**Given text:**
— begin —

# A strange, but very simple, differential equation

1. Jan 20, 2006

### Aleph-0

Hi,
What do you think about the possible (nontrivial) solutions of this equation ?
(1) f '(x) = f(x-1) (f is a smooth function R -> R)
More generally, what do we know about these ?
(2) f '(x) = f(x+a) (a fixed in R)
(3) f '(x) = f(g(x)) (g smooth diffeomorphism R -> R )

2. Jan 20, 2006

### 7447

As i understand from you i think that f(x) is some kind of function,so that
f(x+a) is obtained by replace every x in f(x) by (x+a)
another expansion about that fuction: f(x+a) is f(x) itself delayed by (a) so it has the same shape of f(x)
note: f(x+a) shift f(x) to the left if a>0
f(x+a) shift f(x) to the right if a<0

if you want more clarify, do post here.

3. Jan 21, 2006

### Aleph-0

I think there is an misunderstanding. I know what f(x+a) means...
I know that if a>0 then x+a > x ... (Was it a joke? )
Maybe was I not clear : I'd like to know the solutions of this differential equation :
df/dx(x) = f (x-1) (for example) .
And if there are no other solution but the function x -> 0, I'd like to have a proof of this.
any idea anyone ?

4. Jan 21, 2006

### Hurkyl

Staff Emeritus
These are called delayed and advanced differential equations.... well, (1) and (2) are called that anyways. They're not anywhere near as nice as ordinary differential equations.

— end —

**Given data:**
— begin —

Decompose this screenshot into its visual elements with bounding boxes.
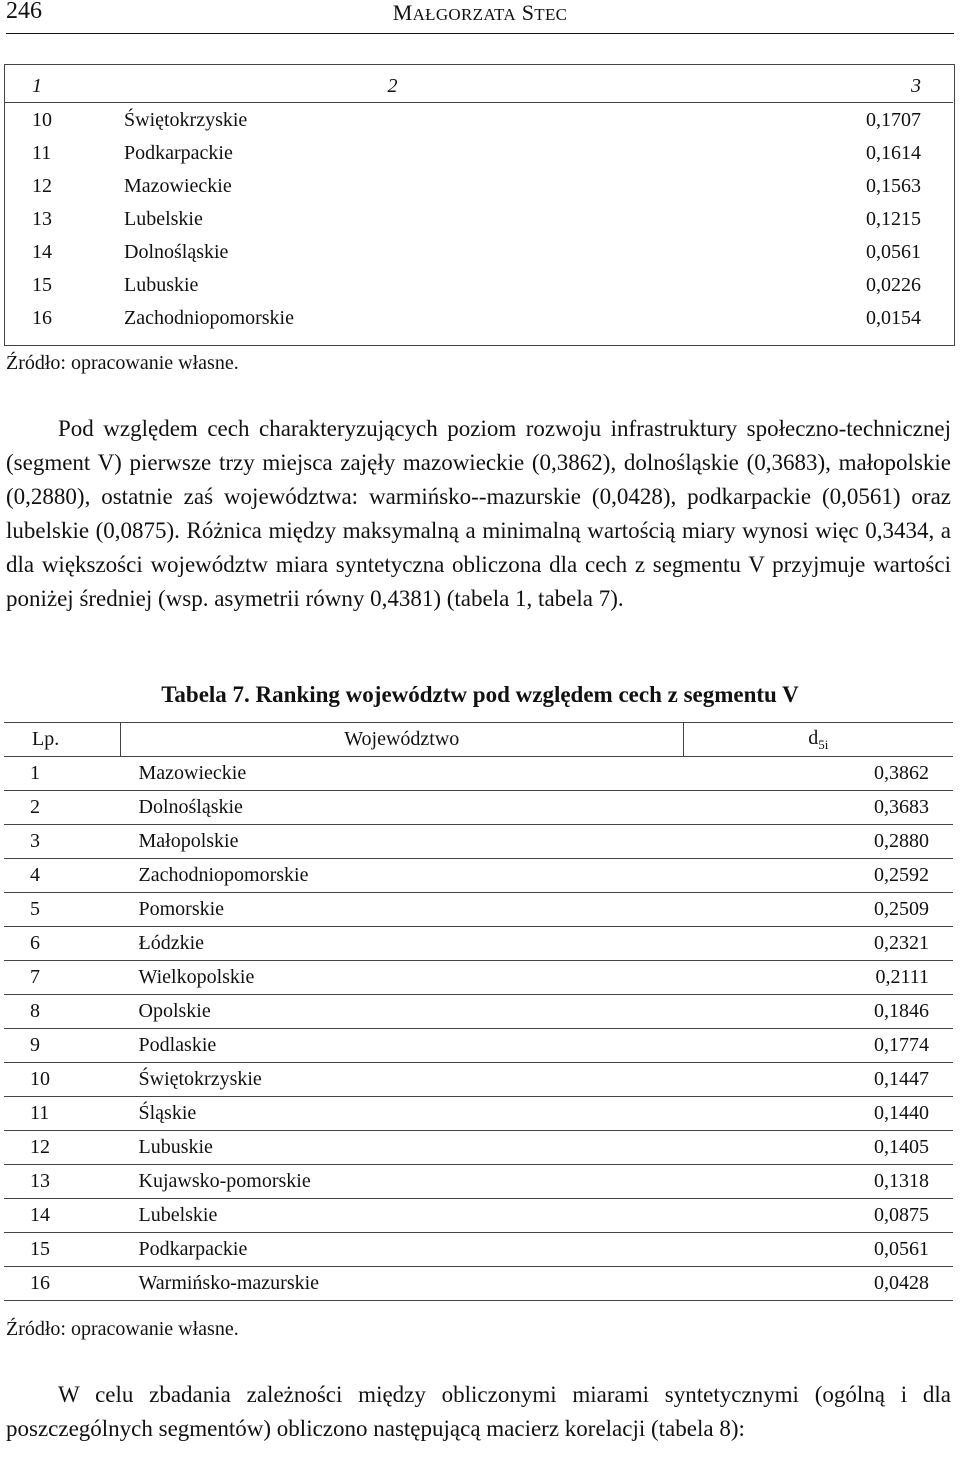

— end —

**List of tasks:**
1. From the differential equation thread above, write out the passage between "As i understand" and "what f(x+a) means...", inclusive.
2. Answer these questions using the differential equation thread above, one answer per line:
(a) What kind of map must g be in equation (3)?
(b) According to the second post, which way does f(x+a) shift f(x) when a<0?
(c) What name does the fourth post give to equations (1) and (2)?

**Response list:**
1.
As i understand from you i think that f(x) is some kind of function,so that
f(x+a) is obtained by replace every x in f(x) by (x+a)
another expansion about that fuction: f(x+a) is f(x) itself delayed by (a) so it has the same shape of f(x)
note: f(x+a) shift f(x) to the left if a>0
f(x+a) shift f(x) to the right if a<0

if you want more clarify, do post here.

3. Jan 21, 2006

### Aleph-0

I think there is an misunderstanding. I know what f(x+a) means...

2.
(a) A smooth diffeomorphism R -> R.
(b) To the right.
(c) Delayed and advanced differential equations.